### [CONSEGNA 1]
Tra le voci riportate più sotto, ricopia senza modifiche le righe a partire da quella che contiene "svg-text:LI_Mode: LI_Mode [119, 222, 150, 231]" fino a quella che contiene "svg-text:Left: Left [362, 75, 376, 84]", entrambe incluse.

### [ESTRATTO DELLA PAGINA]
◆ ◆ ◆ ◆ ◆

Valentina N.
Ci interroghiamo spesso, leggendo romanzi, sull’origine degli eventi narrati; ci chiediamo se sono ispirati alla biografia dell’autor*, se è tutta fantasia o se “rubano” dalla storia di qualcun altr*. E ancora, ci domandiamo cosa spinge un* autor* a scegliere una certa vicenda – se si tratta di una scelta razionale o di una pulsione, e in questo caso da dove viene e come prende forma.
Le storie, insomma, che riempiono le pagine (e le “pellicole”), e che restano intrappolate in una rete di parole e schemi narrativi, da dove vengono?
CollettivoContesto
Abbiamo deciso di ripubblicare questo articolo del 2021 per guadagnare un nuovo punto d’ingresso in un tema che ci interessa spesso e in profondità, cioè quello della violenza e nello specifico della violenza politica.
In questo pezzo il punto di vista sulla violenza è quello dell’opera narrativa – di quella che però non è opera di finzione, e perciò si avvicina molto più all’autocoscienza degli autori (i tre in questione sono Capote, Carrère e Lagioia) che al processo dell’immedesimazione creativa.
Come scrive l’autrice del pezzo originale: ogni storia nasce da qualche parte nell* scrittor*: c’è un tema caldo da cui si sente attratt* per le ragioni più disparate, qualcosa che sente il bisogno di raccontare. Nel caso della violenza forse questo risponde anche ad altri due bisogni: quello di fare esperienza della violenza senza esperire le conseguenze, com’è nel gioco di ruolo e nel carnevale, e quello di porsi in modo laico e affettuoso di fronte al fatto compiuto socialmente pubblicamente inaccettabile, che pure si rispecchia in ciò che di socialmente inaccettabile c’è dentro ognunə di noi, appunto la violenza.
Valentina N.
Truman Capote, A sangue freddo
A sangue freddo è un romanzo di non-fiction uscito prima a puntate sul New Yorker e poi nelle librerie nel 1966. Capote racconta dell’omicidio di Herbert Clutter, agricoltore benestante del Kansas, della moglie Bonnie e di due dei loro quattro figli, Nancy e Kenyon. L’autore lesse di questo caso di cronaca la mattina del 16 novembre 1959 sul New York Times e decise di recarsi sul luogo degli omicidi, dove intervistò gli abitanti dei dintorni e gli investigatori. Come si scoprì in breve tempo, gli assassini erano due uomini da poco usciti dal carcere, Perry Edward Smith e Richard Hickock.

◆ ◆ ◆ ◆ ◆

### [CONSEGNA 2]
Secondo l'estratto, in quale giorno Capote lesse dell'omicidio sul New York Times?

### [VOCI FORNITE]
◆ ◆ ◆ ◆ ◆

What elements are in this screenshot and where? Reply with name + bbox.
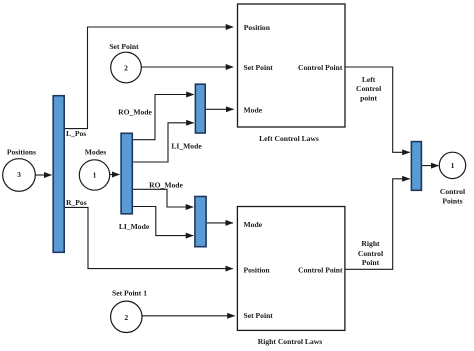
svg-text:LI_Mode: LI_Mode [119, 222, 150, 231]
svg-text:Points: Points [442, 197, 462, 206]
svg-text:Set Point: Set Point [109, 42, 139, 51]
svg-text:Control: Control [356, 84, 381, 93]
svg-text:Right: Right [361, 239, 380, 248]
svg-text:Point: Point [362, 258, 380, 267]
svg-text:2: 2 [124, 313, 128, 322]
svg-text:point: point [360, 93, 377, 102]
svg-text:Mode: Mode [244, 220, 263, 229]
svg-text:1: 1 [451, 161, 455, 170]
svg-text:Set Point: Set Point [244, 311, 274, 320]
svg-text:L_Pos: L_Pos [66, 129, 86, 138]
svg-text:Left: Left [362, 75, 376, 84]
svg-text:RO_Mode: RO_Mode [118, 108, 152, 117]
svg-text:RO_Mode: RO_Mode [149, 181, 183, 190]
svg-text:Control Point: Control Point [298, 266, 343, 275]
svg-text:Left Control Laws: Left Control Laws [259, 134, 319, 143]
svg-text:Set Point: Set Point [244, 63, 274, 72]
svg-text:Mode: Mode [244, 106, 263, 115]
svg-text:2: 2 [124, 64, 128, 73]
svg-text:R_Pos: R_Pos [66, 198, 87, 207]
svg-text:Control: Control [358, 249, 383, 258]
svg-text:Right Control Laws: Right Control Laws [258, 337, 322, 346]
svg-text:Control Point: Control Point [298, 63, 343, 72]
svg-text:LI_Mode: LI_Mode [171, 142, 202, 151]
svg-text:Position: Position [244, 23, 271, 32]
svg-text:Set Point 1: Set Point 1 [112, 289, 147, 298]
svg-text:Positions: Positions [7, 147, 36, 156]
svg-text:Control: Control [440, 187, 465, 196]
svg-text:Modes: Modes [85, 147, 107, 156]
svg-text:Position: Position [244, 266, 271, 275]
svg-text:1: 1 [93, 170, 97, 179]
svg-text:3: 3 [17, 170, 21, 179]
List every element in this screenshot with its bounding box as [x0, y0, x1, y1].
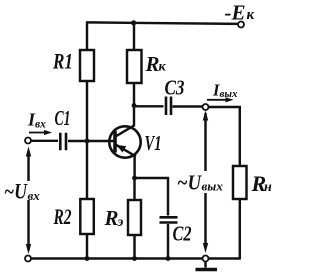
- wire R1 bottom to base node: [86, 81, 88, 142]
- wire C2 to bottom rail: [167, 224, 169, 259]
- svg-text:R2: R2: [53, 204, 72, 229]
- wire C2 branch down: [167, 177, 169, 216]
- node input terminal ring bottom: [25, 256, 31, 262]
- svg-text:вх: вх: [28, 188, 41, 203]
- Ivx current arrow: [29, 132, 46, 134]
- node -Ek terminal ring: [238, 22, 244, 28]
- capacitor C3: [166, 97, 171, 116]
- svg-text:C3: C3: [165, 76, 185, 100]
- junction base node: [85, 139, 90, 144]
- svg-text:R1: R1: [52, 49, 73, 74]
- wire right branch down to Rn: [239, 106, 241, 166]
- svg-text:R: R: [104, 206, 119, 230]
- capacitor C1: [60, 133, 66, 150]
- svg-text:вых: вых: [202, 179, 224, 194]
- svg-text:э: э: [117, 215, 124, 230]
- Ivyx current arrow: [207, 99, 227, 101]
- wire input to C1: [31, 140, 58, 142]
- transistor V1 emitter arrow (PNP, pointing to base): [116, 145, 126, 153]
- svg-text:~U: ~U: [4, 179, 28, 204]
- Uvx dimension arrow line: [27, 151, 29, 250]
- resistor R1: [80, 50, 94, 81]
- junction C2 / rail: [166, 256, 171, 261]
- junction Re / rail: [132, 256, 137, 261]
- wire output node to right branch: [209, 106, 242, 108]
- wire emitter down: [133, 154, 135, 180]
- svg-text:R: R: [145, 52, 160, 76]
- svg-text:вых: вых: [220, 88, 239, 100]
- wire R1 top (rail to R1): [86, 21, 88, 50]
- wire C1 to base: [68, 140, 114, 142]
- wire C3 to output node: [173, 105, 203, 107]
- wire Re to bottom rail: [133, 235, 135, 259]
- junction top rail / Rk: [131, 20, 136, 25]
- node input terminal ring top: [25, 138, 31, 144]
- transistor V1 collector arm: [116, 126, 135, 137]
- svg-text:н: н: [264, 180, 272, 195]
- transistor V1 circle: [109, 126, 140, 157]
- wire R2 branch (base node down): [86, 141, 88, 199]
- ground: [204, 262, 206, 268]
- resistor Rn: [233, 166, 247, 199]
- junction R2 / rail: [85, 256, 90, 261]
- svg-text:C1: C1: [55, 106, 71, 130]
- svg-text:к: к: [159, 60, 167, 75]
- resistor Rk: [127, 50, 142, 83]
- svg-text:вх: вх: [35, 119, 46, 131]
- wire Rk bottom to collector node: [133, 83, 135, 106]
- wire collector arm to collector node: [133, 105, 135, 127]
- junction emitter node: [132, 176, 137, 181]
- node ground terminal ring: [203, 256, 209, 262]
- junction collector node: [132, 103, 137, 108]
- wire top rail: [87, 22, 238, 24]
- capacitor C2: [160, 217, 178, 222]
- transistor V1 emitter arm: [116, 145, 137, 157]
- svg-text:V1: V1: [145, 131, 162, 155]
- Uvyx dimension arrow line: [204, 113, 206, 248]
- svg-text:-E: -E: [225, 1, 246, 25]
- wire collector node to C3: [134, 105, 164, 107]
- resistor R2: [80, 199, 94, 234]
- resistor Re: [128, 200, 141, 235]
- node output terminal ring: [203, 104, 209, 110]
- wire Rk top: [133, 23, 135, 50]
- wire Re branch (emitter node down): [133, 178, 135, 200]
- wire R2 to bottom rail: [86, 234, 88, 259]
- wire Rn to bottom rail: [239, 199, 241, 259]
- wire emitter node to C2 branch: [135, 177, 170, 179]
- svg-text:~U: ~U: [177, 171, 203, 195]
- wire bottom rail: [30, 257, 241, 260]
- svg-text:к: к: [247, 7, 255, 23]
- svg-text:C2: C2: [173, 222, 192, 246]
- transistor V1 base bar: [113, 131, 117, 153]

◆ ◆ ◆ ◆ ◆

### [RISULTATO 1]
svg-text:LI_Mode: LI_Mode [119, 222, 150, 231]
svg-text:Points: Points [442, 197, 462, 206]
svg-text:Set Point: Set Point [109, 42, 139, 51]
svg-text:Control: Control [356, 84, 381, 93]
svg-text:Right: Right [361, 239, 380, 248]
svg-text:Point: Point [362, 258, 380, 267]
svg-text:2: 2 [124, 313, 128, 322]
svg-text:point: point [360, 93, 377, 102]
svg-text:Mode: Mode [244, 220, 263, 229]
svg-text:1: 1 [451, 161, 455, 170]
svg-text:Set Point: Set Point [244, 311, 274, 320]
svg-text:L_Pos: L_Pos [66, 129, 86, 138]
svg-text:Left: Left [362, 75, 376, 84]

### [RISULTATO 2]
La mattina del 16 novembre 1959.